◆ **WHAT YOU ARE ASKED TO DO**
Draw out every line with the word "JSON" from the listing below.
# INFORMATION SHOWN start
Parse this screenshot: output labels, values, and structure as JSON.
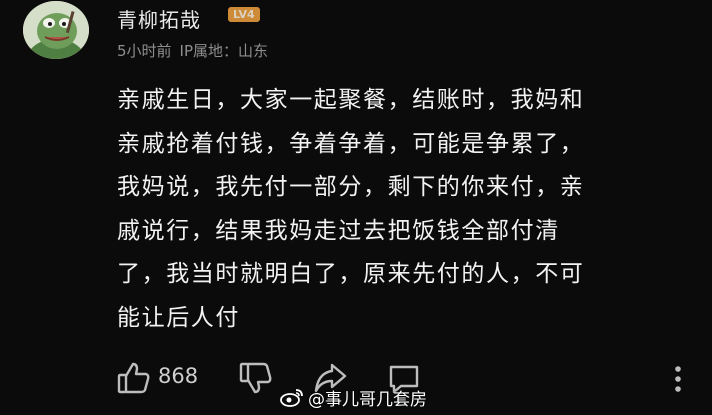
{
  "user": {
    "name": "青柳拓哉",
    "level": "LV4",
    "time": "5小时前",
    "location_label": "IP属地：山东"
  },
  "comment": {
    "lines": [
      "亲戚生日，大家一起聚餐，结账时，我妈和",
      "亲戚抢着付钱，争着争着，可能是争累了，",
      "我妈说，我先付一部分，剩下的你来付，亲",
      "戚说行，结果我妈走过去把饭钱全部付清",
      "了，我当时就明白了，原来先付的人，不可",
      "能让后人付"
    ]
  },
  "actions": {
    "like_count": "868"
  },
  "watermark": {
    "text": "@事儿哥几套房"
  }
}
# INFORMATION SHOWN end
# INFORMATION SHOWN start
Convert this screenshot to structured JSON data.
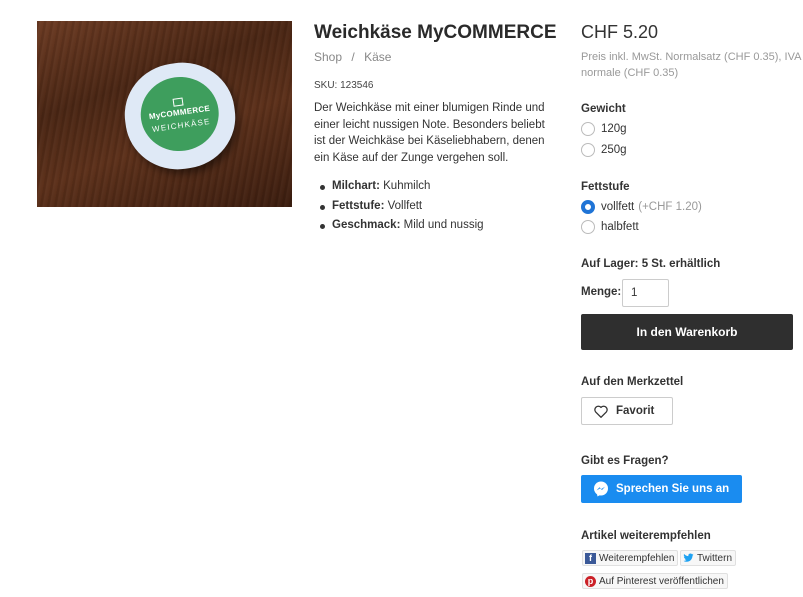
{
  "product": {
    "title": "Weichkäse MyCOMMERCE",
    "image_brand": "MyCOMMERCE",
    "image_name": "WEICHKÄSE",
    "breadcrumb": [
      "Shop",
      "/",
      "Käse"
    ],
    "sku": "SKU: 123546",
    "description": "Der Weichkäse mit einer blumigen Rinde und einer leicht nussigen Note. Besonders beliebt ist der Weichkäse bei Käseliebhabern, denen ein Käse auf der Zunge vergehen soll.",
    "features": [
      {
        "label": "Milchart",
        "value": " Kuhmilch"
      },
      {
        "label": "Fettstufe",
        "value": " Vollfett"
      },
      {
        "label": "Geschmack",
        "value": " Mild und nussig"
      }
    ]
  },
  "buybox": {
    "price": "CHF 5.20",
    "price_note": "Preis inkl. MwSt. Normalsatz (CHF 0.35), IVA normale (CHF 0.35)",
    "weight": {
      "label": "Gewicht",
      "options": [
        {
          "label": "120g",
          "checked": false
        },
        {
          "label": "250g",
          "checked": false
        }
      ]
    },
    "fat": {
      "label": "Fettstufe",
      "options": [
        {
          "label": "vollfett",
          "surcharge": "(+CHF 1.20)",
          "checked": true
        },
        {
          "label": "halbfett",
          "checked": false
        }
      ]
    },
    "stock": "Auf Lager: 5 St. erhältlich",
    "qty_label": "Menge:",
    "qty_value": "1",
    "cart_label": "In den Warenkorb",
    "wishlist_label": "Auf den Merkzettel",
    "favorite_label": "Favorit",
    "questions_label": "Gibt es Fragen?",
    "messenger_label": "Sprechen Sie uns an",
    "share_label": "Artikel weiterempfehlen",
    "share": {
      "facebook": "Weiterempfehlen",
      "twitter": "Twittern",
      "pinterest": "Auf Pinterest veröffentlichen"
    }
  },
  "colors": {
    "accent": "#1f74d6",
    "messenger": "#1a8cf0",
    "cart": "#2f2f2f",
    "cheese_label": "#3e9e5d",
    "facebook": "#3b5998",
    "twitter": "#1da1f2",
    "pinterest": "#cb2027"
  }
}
# INFORMATION SHOWN end
◆ **RESULT OF THIS TASK**
Parse this screenshot: output labels, values, and structure as JSON.
Convert this screenshot to structured JSON data.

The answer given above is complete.